Directions for this task.
Find and return each line containing "description".

Data listing.
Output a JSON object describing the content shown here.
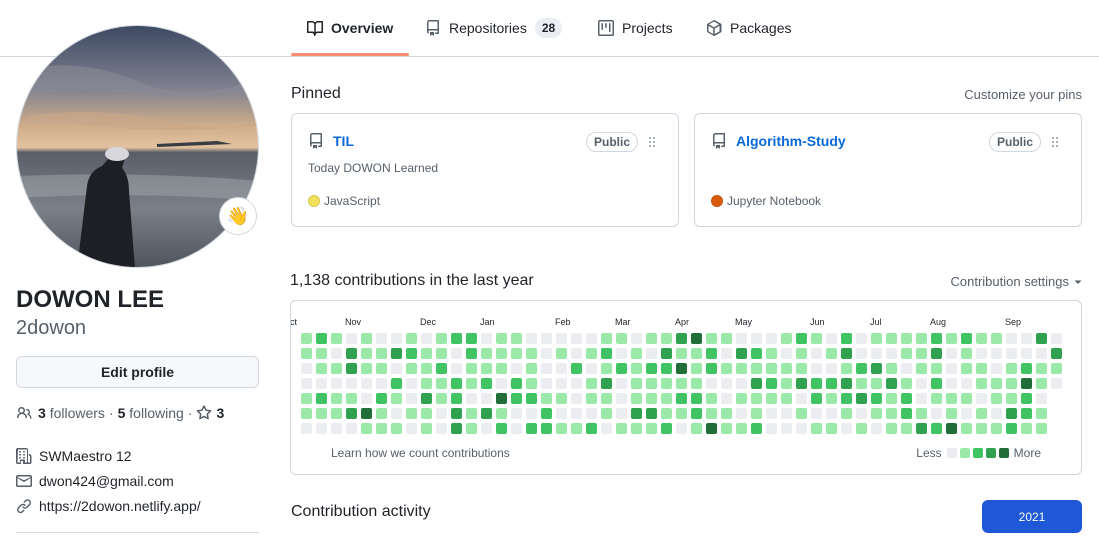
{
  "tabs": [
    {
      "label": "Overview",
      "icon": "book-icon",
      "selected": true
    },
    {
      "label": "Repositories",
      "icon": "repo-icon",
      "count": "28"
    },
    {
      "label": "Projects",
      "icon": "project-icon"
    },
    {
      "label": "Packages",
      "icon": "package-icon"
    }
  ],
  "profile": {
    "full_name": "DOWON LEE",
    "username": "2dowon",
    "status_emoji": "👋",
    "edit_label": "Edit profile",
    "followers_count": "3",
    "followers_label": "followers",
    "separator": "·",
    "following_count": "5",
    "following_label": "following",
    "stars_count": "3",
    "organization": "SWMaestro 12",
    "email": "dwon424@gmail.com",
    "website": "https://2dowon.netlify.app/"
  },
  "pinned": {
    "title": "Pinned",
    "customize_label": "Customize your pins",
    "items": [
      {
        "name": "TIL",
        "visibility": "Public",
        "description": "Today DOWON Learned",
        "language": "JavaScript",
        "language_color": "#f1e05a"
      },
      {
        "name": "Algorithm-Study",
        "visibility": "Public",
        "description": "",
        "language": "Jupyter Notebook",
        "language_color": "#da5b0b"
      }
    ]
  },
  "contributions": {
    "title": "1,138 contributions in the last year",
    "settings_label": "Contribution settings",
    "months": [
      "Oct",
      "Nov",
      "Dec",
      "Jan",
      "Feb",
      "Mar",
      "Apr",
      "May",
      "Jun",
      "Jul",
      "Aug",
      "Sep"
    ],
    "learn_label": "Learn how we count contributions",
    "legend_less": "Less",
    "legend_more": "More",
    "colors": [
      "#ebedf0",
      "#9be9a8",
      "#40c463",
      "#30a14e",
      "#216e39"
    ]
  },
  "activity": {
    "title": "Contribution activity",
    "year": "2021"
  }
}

...

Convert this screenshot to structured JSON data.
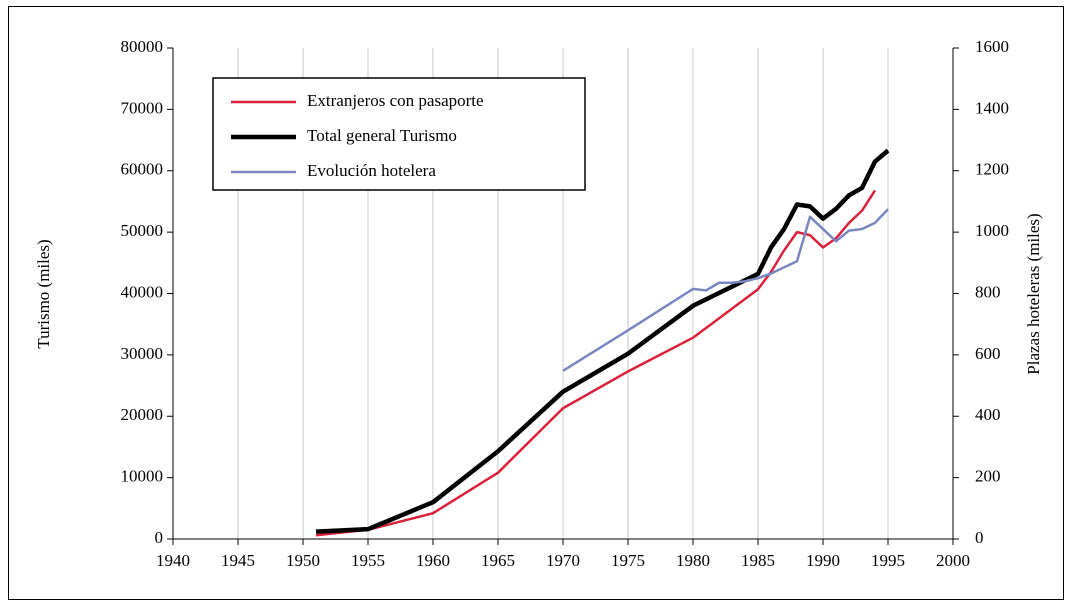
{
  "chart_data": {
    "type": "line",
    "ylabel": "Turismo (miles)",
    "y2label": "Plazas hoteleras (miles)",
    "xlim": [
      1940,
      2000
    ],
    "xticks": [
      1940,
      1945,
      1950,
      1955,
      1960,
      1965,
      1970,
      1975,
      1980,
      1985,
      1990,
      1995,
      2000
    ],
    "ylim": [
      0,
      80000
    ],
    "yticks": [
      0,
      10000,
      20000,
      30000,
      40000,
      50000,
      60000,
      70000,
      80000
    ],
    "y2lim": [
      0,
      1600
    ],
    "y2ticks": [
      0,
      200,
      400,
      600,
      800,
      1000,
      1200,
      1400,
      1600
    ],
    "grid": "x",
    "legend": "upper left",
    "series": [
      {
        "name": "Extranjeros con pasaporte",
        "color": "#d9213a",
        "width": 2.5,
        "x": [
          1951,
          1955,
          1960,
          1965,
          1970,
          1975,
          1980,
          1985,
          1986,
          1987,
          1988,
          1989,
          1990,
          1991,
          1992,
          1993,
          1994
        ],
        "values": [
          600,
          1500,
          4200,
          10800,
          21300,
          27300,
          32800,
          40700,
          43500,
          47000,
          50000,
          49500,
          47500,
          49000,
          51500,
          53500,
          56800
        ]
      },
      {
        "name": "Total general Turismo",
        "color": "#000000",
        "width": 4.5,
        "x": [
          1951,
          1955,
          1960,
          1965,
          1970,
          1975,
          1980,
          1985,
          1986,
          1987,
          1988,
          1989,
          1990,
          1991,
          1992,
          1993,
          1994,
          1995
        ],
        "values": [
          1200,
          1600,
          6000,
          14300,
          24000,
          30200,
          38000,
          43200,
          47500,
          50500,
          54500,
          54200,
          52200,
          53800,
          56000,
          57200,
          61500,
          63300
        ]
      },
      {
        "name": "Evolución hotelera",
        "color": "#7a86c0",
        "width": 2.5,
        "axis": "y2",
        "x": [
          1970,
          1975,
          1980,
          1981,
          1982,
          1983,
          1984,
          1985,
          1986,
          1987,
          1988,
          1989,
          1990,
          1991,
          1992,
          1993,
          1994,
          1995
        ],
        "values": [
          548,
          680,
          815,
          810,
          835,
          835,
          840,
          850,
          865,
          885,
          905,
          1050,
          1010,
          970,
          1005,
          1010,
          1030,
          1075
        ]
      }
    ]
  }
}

Exercise answer.
        "description": "Today DOWON Learned",
        "description": "",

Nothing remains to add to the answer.